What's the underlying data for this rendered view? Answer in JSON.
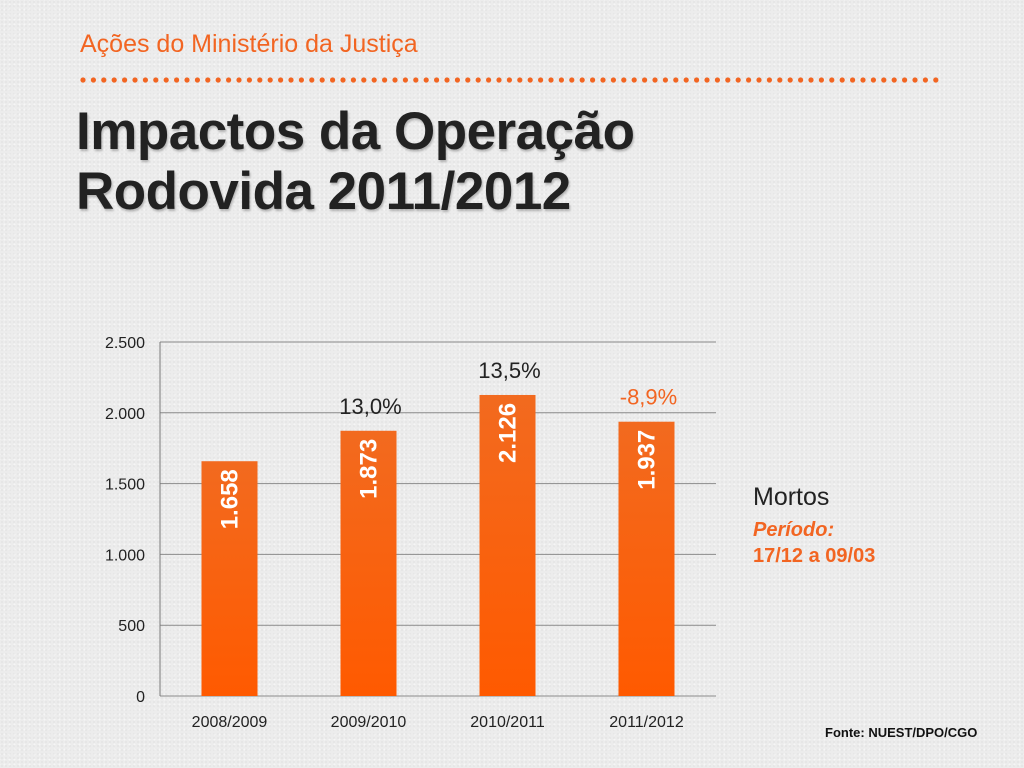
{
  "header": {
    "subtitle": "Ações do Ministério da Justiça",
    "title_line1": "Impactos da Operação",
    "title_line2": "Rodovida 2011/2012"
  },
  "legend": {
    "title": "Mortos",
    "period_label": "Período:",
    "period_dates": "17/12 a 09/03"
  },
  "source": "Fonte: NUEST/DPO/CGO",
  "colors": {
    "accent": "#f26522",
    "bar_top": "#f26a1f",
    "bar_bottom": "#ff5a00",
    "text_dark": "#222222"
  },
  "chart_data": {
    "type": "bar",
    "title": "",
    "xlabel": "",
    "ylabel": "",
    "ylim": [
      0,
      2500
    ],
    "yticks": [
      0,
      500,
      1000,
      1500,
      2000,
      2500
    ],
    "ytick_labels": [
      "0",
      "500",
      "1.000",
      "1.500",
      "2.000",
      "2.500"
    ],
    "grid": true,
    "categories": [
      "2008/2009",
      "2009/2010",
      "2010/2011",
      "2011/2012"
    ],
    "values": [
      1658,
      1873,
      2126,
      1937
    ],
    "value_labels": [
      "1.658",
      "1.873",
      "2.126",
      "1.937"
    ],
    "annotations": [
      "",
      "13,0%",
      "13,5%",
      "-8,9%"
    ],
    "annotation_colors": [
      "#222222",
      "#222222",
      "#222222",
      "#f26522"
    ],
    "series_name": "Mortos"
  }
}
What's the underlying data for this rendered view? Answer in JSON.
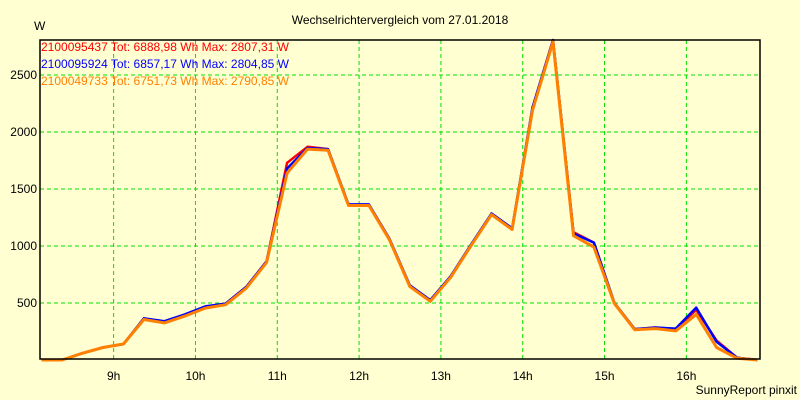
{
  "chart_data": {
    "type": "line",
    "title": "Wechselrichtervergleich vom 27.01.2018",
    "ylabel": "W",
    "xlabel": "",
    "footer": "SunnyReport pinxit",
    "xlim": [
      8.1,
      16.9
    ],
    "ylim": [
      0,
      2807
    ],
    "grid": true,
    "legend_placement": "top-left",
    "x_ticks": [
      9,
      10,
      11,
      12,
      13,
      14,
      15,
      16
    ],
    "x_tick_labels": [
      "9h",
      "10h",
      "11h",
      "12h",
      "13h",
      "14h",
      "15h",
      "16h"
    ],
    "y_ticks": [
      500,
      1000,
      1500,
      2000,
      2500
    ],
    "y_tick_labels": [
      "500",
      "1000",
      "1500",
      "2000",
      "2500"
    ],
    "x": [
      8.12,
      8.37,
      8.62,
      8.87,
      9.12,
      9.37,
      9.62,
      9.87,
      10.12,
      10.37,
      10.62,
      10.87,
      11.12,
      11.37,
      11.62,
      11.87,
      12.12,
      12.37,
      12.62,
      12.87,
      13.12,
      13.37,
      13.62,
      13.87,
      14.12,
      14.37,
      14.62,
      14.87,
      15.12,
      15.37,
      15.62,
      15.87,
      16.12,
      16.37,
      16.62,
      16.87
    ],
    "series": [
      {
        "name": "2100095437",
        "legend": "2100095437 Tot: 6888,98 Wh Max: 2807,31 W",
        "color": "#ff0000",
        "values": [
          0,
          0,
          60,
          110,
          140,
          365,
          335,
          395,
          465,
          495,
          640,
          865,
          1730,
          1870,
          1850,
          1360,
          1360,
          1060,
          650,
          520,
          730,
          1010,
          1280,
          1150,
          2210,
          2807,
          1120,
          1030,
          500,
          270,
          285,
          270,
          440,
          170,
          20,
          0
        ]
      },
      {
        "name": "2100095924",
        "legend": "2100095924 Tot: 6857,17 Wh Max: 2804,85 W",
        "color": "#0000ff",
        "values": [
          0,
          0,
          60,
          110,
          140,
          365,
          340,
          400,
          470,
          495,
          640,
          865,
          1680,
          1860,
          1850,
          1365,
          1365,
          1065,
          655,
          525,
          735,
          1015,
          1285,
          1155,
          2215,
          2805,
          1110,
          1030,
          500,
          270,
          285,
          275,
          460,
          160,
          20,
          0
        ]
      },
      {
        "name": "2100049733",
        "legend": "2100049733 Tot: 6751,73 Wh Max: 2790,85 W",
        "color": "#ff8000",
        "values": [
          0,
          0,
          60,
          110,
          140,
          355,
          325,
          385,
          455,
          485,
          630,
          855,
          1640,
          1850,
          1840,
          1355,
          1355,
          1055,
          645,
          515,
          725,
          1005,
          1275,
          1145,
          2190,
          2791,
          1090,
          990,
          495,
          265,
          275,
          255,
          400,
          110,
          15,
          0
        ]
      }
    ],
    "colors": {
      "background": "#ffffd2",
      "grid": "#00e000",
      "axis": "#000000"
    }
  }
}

• _The problem_:
Set down the material above as is, without any pictures.

• _Answer below_:
What's the underlying data for this rendered view? Answer in JSON.
{
  "header": {
    "subtitle": "Ações do Ministério da Justiça",
    "title_line1": "Impactos da Operação",
    "title_line2": "Rodovida 2011/2012"
  },
  "legend": {
    "title": "Mortos",
    "period_label": "Período:",
    "period_dates": "17/12 a 09/03"
  },
  "source": "Fonte: NUEST/DPO/CGO",
  "colors": {
    "accent": "#f26522",
    "bar_top": "#f26a1f",
    "bar_bottom": "#ff5a00",
    "text_dark": "#222222"
  },
  "chart_data": {
    "type": "bar",
    "title": "",
    "xlabel": "",
    "ylabel": "",
    "ylim": [
      0,
      2500
    ],
    "yticks": [
      0,
      500,
      1000,
      1500,
      2000,
      2500
    ],
    "ytick_labels": [
      "0",
      "500",
      "1.000",
      "1.500",
      "2.000",
      "2.500"
    ],
    "grid": true,
    "categories": [
      "2008/2009",
      "2009/2010",
      "2010/2011",
      "2011/2012"
    ],
    "values": [
      1658,
      1873,
      2126,
      1937
    ],
    "value_labels": [
      "1.658",
      "1.873",
      "2.126",
      "1.937"
    ],
    "annotations": [
      "",
      "13,0%",
      "13,5%",
      "-8,9%"
    ],
    "annotation_colors": [
      "#222222",
      "#222222",
      "#222222",
      "#f26522"
    ],
    "series_name": "Mortos"
  }
}
What's the underlying data for this rendered view? Answer in JSON.
{
  "chart_data": {
    "type": "line",
    "title": "Wechselrichtervergleich vom 27.01.2018",
    "ylabel": "W",
    "xlabel": "",
    "footer": "SunnyReport pinxit",
    "xlim": [
      8.1,
      16.9
    ],
    "ylim": [
      0,
      2807
    ],
    "grid": true,
    "legend_placement": "top-left",
    "x_ticks": [
      9,
      10,
      11,
      12,
      13,
      14,
      15,
      16
    ],
    "x_tick_labels": [
      "9h",
      "10h",
      "11h",
      "12h",
      "13h",
      "14h",
      "15h",
      "16h"
    ],
    "y_ticks": [
      500,
      1000,
      1500,
      2000,
      2500
    ],
    "y_tick_labels": [
      "500",
      "1000",
      "1500",
      "2000",
      "2500"
    ],
    "x": [
      8.12,
      8.37,
      8.62,
      8.87,
      9.12,
      9.37,
      9.62,
      9.87,
      10.12,
      10.37,
      10.62,
      10.87,
      11.12,
      11.37,
      11.62,
      11.87,
      12.12,
      12.37,
      12.62,
      12.87,
      13.12,
      13.37,
      13.62,
      13.87,
      14.12,
      14.37,
      14.62,
      14.87,
      15.12,
      15.37,
      15.62,
      15.87,
      16.12,
      16.37,
      16.62,
      16.87
    ],
    "series": [
      {
        "name": "2100095437",
        "legend": "2100095437 Tot: 6888,98 Wh Max: 2807,31 W",
        "color": "#ff0000",
        "values": [
          0,
          0,
          60,
          110,
          140,
          365,
          335,
          395,
          465,
          495,
          640,
          865,
          1730,
          1870,
          1850,
          1360,
          1360,
          1060,
          650,
          520,
          730,
          1010,
          1280,
          1150,
          2210,
          2807,
          1120,
          1030,
          500,
          270,
          285,
          270,
          440,
          170,
          20,
          0
        ]
      },
      {
        "name": "2100095924",
        "legend": "2100095924 Tot: 6857,17 Wh Max: 2804,85 W",
        "color": "#0000ff",
        "values": [
          0,
          0,
          60,
          110,
          140,
          365,
          340,
          400,
          470,
          495,
          640,
          865,
          1680,
          1860,
          1850,
          1365,
          1365,
          1065,
          655,
          525,
          735,
          1015,
          1285,
          1155,
          2215,
          2805,
          1110,
          1030,
          500,
          270,
          285,
          275,
          460,
          160,
          20,
          0
        ]
      },
      {
        "name": "2100049733",
        "legend": "2100049733 Tot: 6751,73 Wh Max: 2790,85 W",
        "color": "#ff8000",
        "values": [
          0,
          0,
          60,
          110,
          140,
          355,
          325,
          385,
          455,
          485,
          630,
          855,
          1640,
          1850,
          1840,
          1355,
          1355,
          1055,
          645,
          515,
          725,
          1005,
          1275,
          1145,
          2190,
          2791,
          1090,
          990,
          495,
          265,
          275,
          255,
          400,
          110,
          15,
          0
        ]
      }
    ],
    "colors": {
      "background": "#ffffd2",
      "grid": "#00e000",
      "axis": "#000000"
    }
  }
}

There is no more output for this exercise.